What the task requires
Locate the lines of the listing below that hold "όλων", then copy each of them.

Data

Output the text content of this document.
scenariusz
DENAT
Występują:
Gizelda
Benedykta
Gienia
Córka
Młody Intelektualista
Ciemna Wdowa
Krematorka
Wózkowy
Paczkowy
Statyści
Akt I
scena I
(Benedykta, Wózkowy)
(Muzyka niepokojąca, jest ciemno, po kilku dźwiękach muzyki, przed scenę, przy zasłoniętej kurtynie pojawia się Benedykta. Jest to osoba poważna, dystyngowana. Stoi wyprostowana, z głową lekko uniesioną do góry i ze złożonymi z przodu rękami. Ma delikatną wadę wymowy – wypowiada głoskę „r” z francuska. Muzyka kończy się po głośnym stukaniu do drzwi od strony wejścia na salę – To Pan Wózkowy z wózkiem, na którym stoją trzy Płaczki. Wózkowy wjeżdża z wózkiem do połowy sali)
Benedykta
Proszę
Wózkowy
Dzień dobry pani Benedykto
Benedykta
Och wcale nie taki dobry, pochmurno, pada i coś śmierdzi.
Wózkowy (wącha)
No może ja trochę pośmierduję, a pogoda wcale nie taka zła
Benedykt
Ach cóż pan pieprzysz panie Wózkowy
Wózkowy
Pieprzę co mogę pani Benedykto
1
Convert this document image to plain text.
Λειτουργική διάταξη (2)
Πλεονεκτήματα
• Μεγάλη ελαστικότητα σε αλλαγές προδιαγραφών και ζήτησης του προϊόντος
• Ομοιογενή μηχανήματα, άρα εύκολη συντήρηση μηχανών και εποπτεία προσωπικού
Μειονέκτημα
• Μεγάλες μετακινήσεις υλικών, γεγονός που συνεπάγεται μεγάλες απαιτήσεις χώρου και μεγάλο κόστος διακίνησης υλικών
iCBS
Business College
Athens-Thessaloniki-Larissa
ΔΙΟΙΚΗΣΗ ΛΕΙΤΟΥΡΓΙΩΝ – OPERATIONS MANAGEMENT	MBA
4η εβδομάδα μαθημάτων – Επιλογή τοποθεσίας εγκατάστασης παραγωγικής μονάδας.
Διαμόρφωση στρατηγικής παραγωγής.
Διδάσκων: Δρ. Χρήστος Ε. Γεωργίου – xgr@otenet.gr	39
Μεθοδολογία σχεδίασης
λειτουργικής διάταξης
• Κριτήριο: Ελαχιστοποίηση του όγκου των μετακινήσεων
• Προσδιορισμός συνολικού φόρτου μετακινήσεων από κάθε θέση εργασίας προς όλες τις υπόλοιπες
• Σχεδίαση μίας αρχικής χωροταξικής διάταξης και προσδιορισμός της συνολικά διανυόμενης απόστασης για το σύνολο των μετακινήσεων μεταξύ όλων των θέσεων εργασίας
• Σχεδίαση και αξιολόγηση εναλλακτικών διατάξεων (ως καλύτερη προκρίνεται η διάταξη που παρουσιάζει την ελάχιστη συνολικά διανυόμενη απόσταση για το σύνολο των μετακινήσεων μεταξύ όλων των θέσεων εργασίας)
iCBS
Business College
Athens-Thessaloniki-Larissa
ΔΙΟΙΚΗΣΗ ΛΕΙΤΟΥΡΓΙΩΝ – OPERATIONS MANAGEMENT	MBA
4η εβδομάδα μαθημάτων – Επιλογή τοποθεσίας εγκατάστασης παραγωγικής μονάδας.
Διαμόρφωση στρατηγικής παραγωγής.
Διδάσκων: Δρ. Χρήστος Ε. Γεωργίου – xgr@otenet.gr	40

Response to this exercise
• Σχεδίαση μίας αρχικής χωροταξικής διάταξης και προσδιορισμός της συνολικά διανυόμενης απόστασης για το σύνολο των μετακινήσεων μεταξύ όλων των θέσεων εργασίας
• Σχεδίαση και αξιολόγηση εναλλακτικών διατάξεων (ως καλύτερη προκρίνεται η διάταξη που παρουσιάζει την ελάχιστη συνολικά διανυόμενη απόσταση για το σύνολο των μετακινήσεων μεταξύ όλων των θέσεων εργασίας)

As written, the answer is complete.